» Instructions for the task
In the entries below, count the lines holding "системы". Reply with the number only.

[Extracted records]
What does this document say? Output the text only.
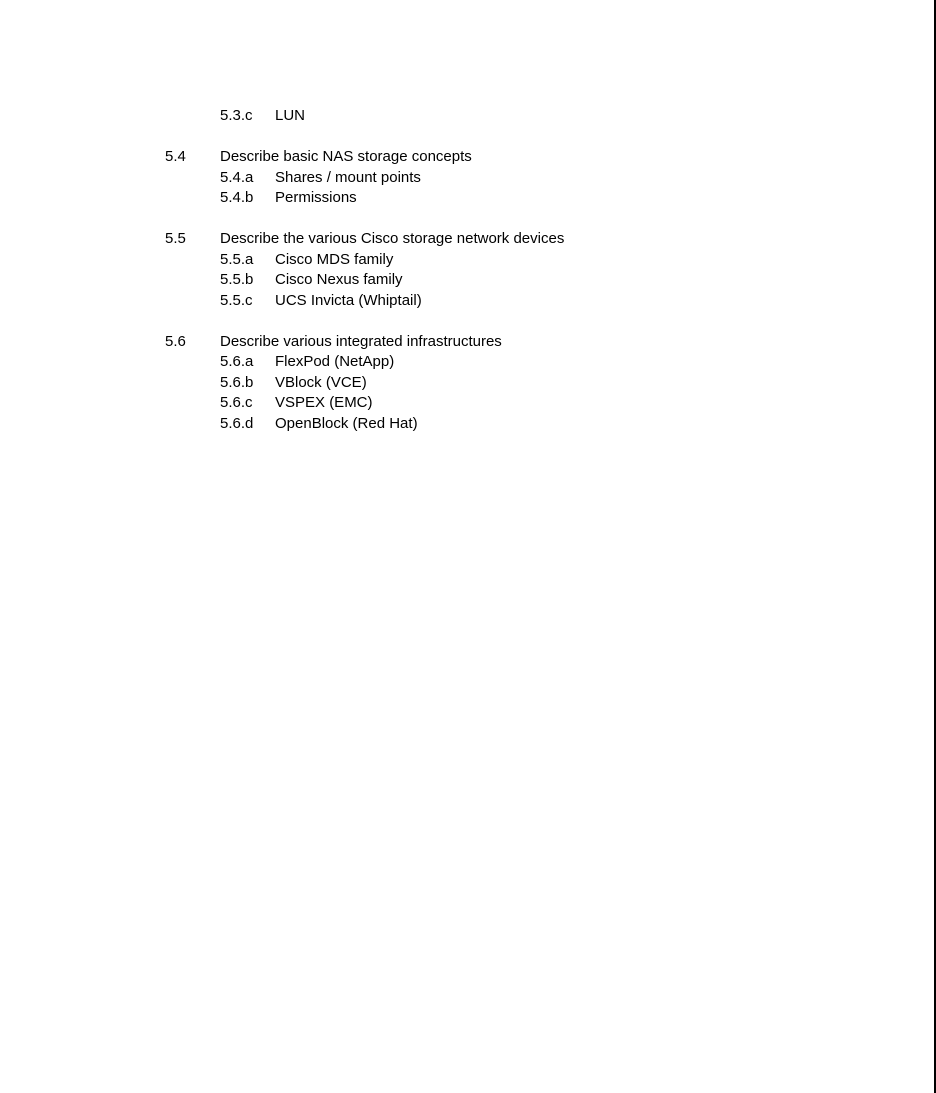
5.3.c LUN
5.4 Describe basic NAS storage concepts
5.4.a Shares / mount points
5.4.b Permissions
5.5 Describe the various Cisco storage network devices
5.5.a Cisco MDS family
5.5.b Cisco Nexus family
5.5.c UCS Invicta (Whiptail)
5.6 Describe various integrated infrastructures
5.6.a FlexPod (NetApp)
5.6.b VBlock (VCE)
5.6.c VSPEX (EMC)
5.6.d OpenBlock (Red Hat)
--
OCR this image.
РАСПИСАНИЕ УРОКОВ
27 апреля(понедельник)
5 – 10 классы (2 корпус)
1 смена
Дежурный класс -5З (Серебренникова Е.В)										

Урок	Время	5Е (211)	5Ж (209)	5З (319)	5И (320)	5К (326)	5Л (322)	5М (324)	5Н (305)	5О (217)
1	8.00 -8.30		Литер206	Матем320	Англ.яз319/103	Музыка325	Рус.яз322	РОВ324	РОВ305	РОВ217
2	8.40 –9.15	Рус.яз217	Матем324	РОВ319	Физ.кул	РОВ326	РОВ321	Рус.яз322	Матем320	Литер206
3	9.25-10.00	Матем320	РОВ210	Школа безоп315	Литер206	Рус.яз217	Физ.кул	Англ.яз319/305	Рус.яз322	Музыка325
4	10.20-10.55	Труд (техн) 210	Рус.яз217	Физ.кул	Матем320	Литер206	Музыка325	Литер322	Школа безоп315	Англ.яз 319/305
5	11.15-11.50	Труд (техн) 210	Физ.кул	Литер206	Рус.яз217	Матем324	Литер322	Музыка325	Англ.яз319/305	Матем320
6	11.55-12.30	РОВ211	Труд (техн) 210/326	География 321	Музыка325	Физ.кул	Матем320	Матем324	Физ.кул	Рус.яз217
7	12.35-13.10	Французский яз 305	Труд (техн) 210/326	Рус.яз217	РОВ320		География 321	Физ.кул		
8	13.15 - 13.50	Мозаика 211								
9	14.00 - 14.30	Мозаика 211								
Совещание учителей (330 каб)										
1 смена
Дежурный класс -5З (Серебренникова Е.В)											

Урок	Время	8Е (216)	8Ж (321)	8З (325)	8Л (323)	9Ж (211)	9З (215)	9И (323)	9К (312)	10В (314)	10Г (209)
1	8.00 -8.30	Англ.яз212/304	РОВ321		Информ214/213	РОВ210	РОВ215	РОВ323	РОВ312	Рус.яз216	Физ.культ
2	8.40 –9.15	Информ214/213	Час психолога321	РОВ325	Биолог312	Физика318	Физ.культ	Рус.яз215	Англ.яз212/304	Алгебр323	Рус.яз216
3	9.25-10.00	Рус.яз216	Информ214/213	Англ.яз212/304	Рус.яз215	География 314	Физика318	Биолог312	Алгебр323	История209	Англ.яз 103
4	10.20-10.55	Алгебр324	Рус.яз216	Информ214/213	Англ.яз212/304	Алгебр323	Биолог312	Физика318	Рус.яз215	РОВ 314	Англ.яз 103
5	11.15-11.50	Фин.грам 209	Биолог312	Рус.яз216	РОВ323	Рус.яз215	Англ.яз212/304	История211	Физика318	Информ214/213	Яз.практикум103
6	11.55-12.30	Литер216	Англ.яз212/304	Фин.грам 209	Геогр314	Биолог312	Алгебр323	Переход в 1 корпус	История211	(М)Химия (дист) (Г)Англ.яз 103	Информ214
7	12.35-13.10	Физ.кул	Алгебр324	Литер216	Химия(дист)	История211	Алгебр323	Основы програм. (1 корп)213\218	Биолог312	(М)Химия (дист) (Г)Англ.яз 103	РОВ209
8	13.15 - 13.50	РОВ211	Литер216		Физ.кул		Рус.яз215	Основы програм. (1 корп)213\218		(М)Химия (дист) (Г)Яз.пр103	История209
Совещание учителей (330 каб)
---
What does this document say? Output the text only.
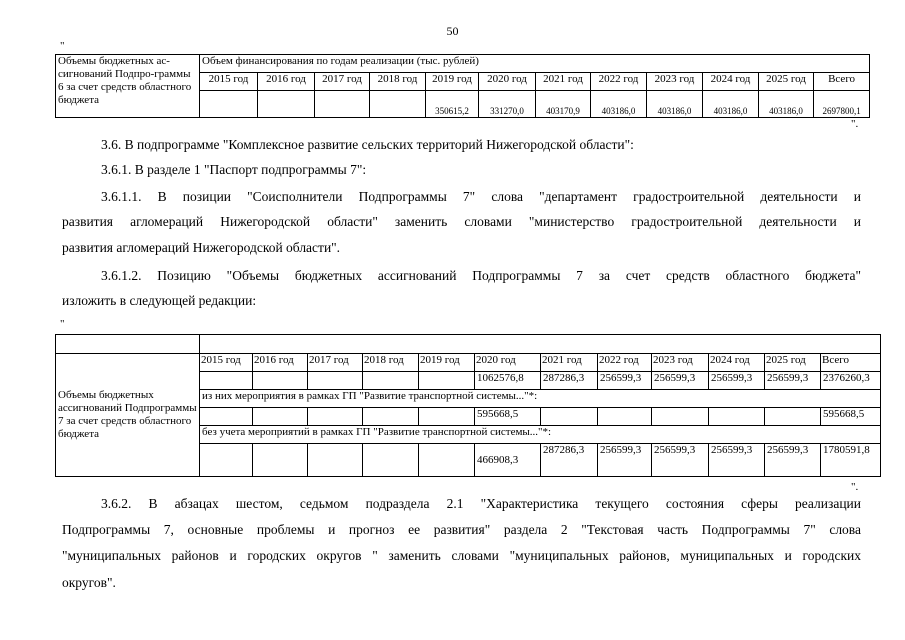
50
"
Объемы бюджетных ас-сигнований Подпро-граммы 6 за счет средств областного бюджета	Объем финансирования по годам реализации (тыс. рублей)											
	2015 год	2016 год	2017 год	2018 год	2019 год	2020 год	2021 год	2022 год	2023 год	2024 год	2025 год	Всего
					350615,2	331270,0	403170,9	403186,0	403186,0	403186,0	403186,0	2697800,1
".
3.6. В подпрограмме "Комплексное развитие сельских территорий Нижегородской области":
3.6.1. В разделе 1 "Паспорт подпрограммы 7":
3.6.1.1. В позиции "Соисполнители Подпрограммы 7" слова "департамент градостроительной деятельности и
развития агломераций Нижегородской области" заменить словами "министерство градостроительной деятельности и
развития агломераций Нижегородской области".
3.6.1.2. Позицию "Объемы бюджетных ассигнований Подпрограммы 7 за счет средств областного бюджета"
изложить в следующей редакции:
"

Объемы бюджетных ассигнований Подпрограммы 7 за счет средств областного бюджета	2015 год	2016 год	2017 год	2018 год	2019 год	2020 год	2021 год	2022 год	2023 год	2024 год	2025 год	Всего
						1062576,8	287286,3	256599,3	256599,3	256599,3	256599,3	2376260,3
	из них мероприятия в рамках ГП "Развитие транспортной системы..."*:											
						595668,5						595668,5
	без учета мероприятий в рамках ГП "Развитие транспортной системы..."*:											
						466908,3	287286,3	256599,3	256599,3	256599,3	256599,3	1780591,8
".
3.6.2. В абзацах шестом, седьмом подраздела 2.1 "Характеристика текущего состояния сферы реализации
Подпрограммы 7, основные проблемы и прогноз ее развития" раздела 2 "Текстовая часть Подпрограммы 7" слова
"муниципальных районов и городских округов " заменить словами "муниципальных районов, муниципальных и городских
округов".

» Reply
2